-- START OF TASK DATA --

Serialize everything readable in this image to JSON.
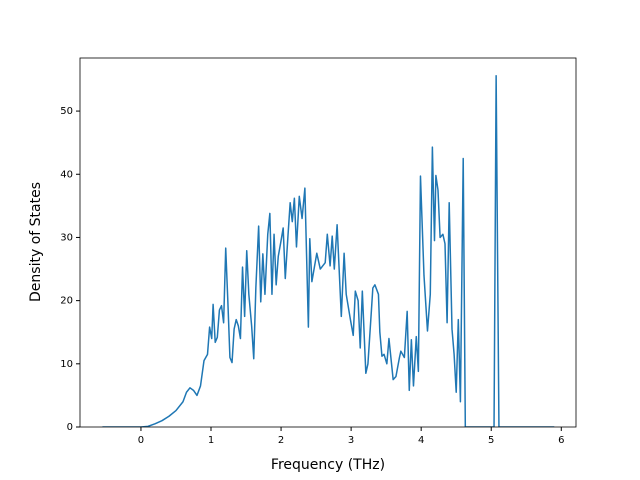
{
  "chart_data": {
    "type": "line",
    "xlabel": "Frequency (THz)",
    "ylabel": "Density of States",
    "color": "#1f77b4",
    "x": [
      -0.55,
      0,
      0.1,
      0.2,
      0.3,
      0.4,
      0.5,
      0.6,
      0.65,
      0.7,
      0.75,
      0.8,
      0.85,
      0.9,
      0.95,
      0.98,
      1.01,
      1.03,
      1.06,
      1.09,
      1.12,
      1.15,
      1.18,
      1.21,
      1.24,
      1.27,
      1.3,
      1.33,
      1.36,
      1.39,
      1.42,
      1.45,
      1.48,
      1.51,
      1.54,
      1.58,
      1.61,
      1.64,
      1.68,
      1.71,
      1.74,
      1.77,
      1.81,
      1.84,
      1.87,
      1.9,
      1.93,
      1.96,
      2.0,
      2.03,
      2.06,
      2.1,
      2.13,
      2.16,
      2.19,
      2.22,
      2.26,
      2.3,
      2.34,
      2.39,
      2.41,
      2.44,
      2.51,
      2.56,
      2.63,
      2.66,
      2.7,
      2.73,
      2.76,
      2.8,
      2.86,
      2.9,
      2.93,
      2.99,
      3.03,
      3.06,
      3.1,
      3.13,
      3.16,
      3.21,
      3.24,
      3.29,
      3.31,
      3.34,
      3.39,
      3.41,
      3.44,
      3.47,
      3.51,
      3.54,
      3.6,
      3.64,
      3.69,
      3.71,
      3.76,
      3.8,
      3.83,
      3.86,
      3.89,
      3.93,
      3.96,
      3.99,
      4.04,
      4.09,
      4.13,
      4.16,
      4.19,
      4.21,
      4.24,
      4.27,
      4.31,
      4.34,
      4.37,
      4.4,
      4.44,
      4.47,
      4.5,
      4.53,
      4.56,
      4.6,
      4.63,
      5.04,
      5.07,
      5.11,
      5.9
    ],
    "values": [
      0,
      0,
      0.1,
      0.5,
      1.0,
      1.7,
      2.6,
      4.0,
      5.5,
      6.2,
      5.8,
      5.0,
      6.5,
      10.5,
      11.5,
      15.8,
      14.0,
      19.4,
      13.4,
      14.2,
      18.5,
      19.2,
      16.5,
      28.3,
      20.0,
      11.0,
      10.2,
      15.5,
      17.0,
      16.0,
      14.0,
      25.3,
      17.5,
      27.9,
      21.0,
      16.0,
      10.8,
      22.0,
      31.8,
      19.8,
      27.4,
      21.0,
      30.5,
      33.8,
      21.0,
      30.5,
      22.5,
      27.0,
      29.5,
      31.5,
      23.5,
      30.5,
      35.5,
      32.5,
      36.2,
      28.5,
      36.5,
      33.0,
      37.8,
      15.8,
      29.8,
      23.0,
      27.5,
      25.0,
      26.0,
      30.5,
      25.5,
      30.2,
      25.0,
      32.0,
      17.5,
      27.5,
      21.0,
      17.0,
      14.5,
      21.5,
      20.0,
      12.5,
      21.5,
      8.5,
      10.0,
      18.5,
      22.0,
      22.5,
      21.0,
      15.0,
      11.2,
      11.5,
      10.0,
      14.0,
      7.5,
      8.0,
      11.0,
      12.0,
      11.0,
      18.3,
      5.8,
      13.8,
      6.5,
      14.3,
      8.8,
      39.7,
      24.0,
      15.2,
      21.0,
      44.3,
      29.5,
      39.8,
      37.5,
      30.0,
      30.5,
      29.0,
      16.5,
      35.5,
      15.5,
      11.5,
      5.5,
      17.0,
      4.0,
      42.5,
      0,
      0,
      55.6,
      0,
      0
    ],
    "xlim": [
      -0.87,
      6.21
    ],
    "ylim": [
      0,
      58.4
    ],
    "xticks": [
      0,
      1,
      2,
      3,
      4,
      5,
      6
    ],
    "yticks": [
      0,
      10,
      20,
      30,
      40,
      50
    ]
  }
}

-- END OF TASK DATA --

* EXERCISE PROMPT *
Write the lines above out again exactly, without any of their pictures.

* SOLUTION FOR THIS TASK *
Serialize everything readable in this image to JSON.
{
  "chart_data": {
    "type": "line",
    "xlabel": "Frequency (THz)",
    "ylabel": "Density of States",
    "color": "#1f77b4",
    "x": [
      -0.55,
      0,
      0.1,
      0.2,
      0.3,
      0.4,
      0.5,
      0.6,
      0.65,
      0.7,
      0.75,
      0.8,
      0.85,
      0.9,
      0.95,
      0.98,
      1.01,
      1.03,
      1.06,
      1.09,
      1.12,
      1.15,
      1.18,
      1.21,
      1.24,
      1.27,
      1.3,
      1.33,
      1.36,
      1.39,
      1.42,
      1.45,
      1.48,
      1.51,
      1.54,
      1.58,
      1.61,
      1.64,
      1.68,
      1.71,
      1.74,
      1.77,
      1.81,
      1.84,
      1.87,
      1.9,
      1.93,
      1.96,
      2.0,
      2.03,
      2.06,
      2.1,
      2.13,
      2.16,
      2.19,
      2.22,
      2.26,
      2.3,
      2.34,
      2.39,
      2.41,
      2.44,
      2.51,
      2.56,
      2.63,
      2.66,
      2.7,
      2.73,
      2.76,
      2.8,
      2.86,
      2.9,
      2.93,
      2.99,
      3.03,
      3.06,
      3.1,
      3.13,
      3.16,
      3.21,
      3.24,
      3.29,
      3.31,
      3.34,
      3.39,
      3.41,
      3.44,
      3.47,
      3.51,
      3.54,
      3.6,
      3.64,
      3.69,
      3.71,
      3.76,
      3.8,
      3.83,
      3.86,
      3.89,
      3.93,
      3.96,
      3.99,
      4.04,
      4.09,
      4.13,
      4.16,
      4.19,
      4.21,
      4.24,
      4.27,
      4.31,
      4.34,
      4.37,
      4.4,
      4.44,
      4.47,
      4.5,
      4.53,
      4.56,
      4.6,
      4.63,
      5.04,
      5.07,
      5.11,
      5.9
    ],
    "values": [
      0,
      0,
      0.1,
      0.5,
      1.0,
      1.7,
      2.6,
      4.0,
      5.5,
      6.2,
      5.8,
      5.0,
      6.5,
      10.5,
      11.5,
      15.8,
      14.0,
      19.4,
      13.4,
      14.2,
      18.5,
      19.2,
      16.5,
      28.3,
      20.0,
      11.0,
      10.2,
      15.5,
      17.0,
      16.0,
      14.0,
      25.3,
      17.5,
      27.9,
      21.0,
      16.0,
      10.8,
      22.0,
      31.8,
      19.8,
      27.4,
      21.0,
      30.5,
      33.8,
      21.0,
      30.5,
      22.5,
      27.0,
      29.5,
      31.5,
      23.5,
      30.5,
      35.5,
      32.5,
      36.2,
      28.5,
      36.5,
      33.0,
      37.8,
      15.8,
      29.8,
      23.0,
      27.5,
      25.0,
      26.0,
      30.5,
      25.5,
      30.2,
      25.0,
      32.0,
      17.5,
      27.5,
      21.0,
      17.0,
      14.5,
      21.5,
      20.0,
      12.5,
      21.5,
      8.5,
      10.0,
      18.5,
      22.0,
      22.5,
      21.0,
      15.0,
      11.2,
      11.5,
      10.0,
      14.0,
      7.5,
      8.0,
      11.0,
      12.0,
      11.0,
      18.3,
      5.8,
      13.8,
      6.5,
      14.3,
      8.8,
      39.7,
      24.0,
      15.2,
      21.0,
      44.3,
      29.5,
      39.8,
      37.5,
      30.0,
      30.5,
      29.0,
      16.5,
      35.5,
      15.5,
      11.5,
      5.5,
      17.0,
      4.0,
      42.5,
      0,
      0,
      55.6,
      0,
      0
    ],
    "xlim": [
      -0.87,
      6.21
    ],
    "ylim": [
      0,
      58.4
    ],
    "xticks": [
      0,
      1,
      2,
      3,
      4,
      5,
      6
    ],
    "yticks": [
      0,
      10,
      20,
      30,
      40,
      50
    ]
  }
}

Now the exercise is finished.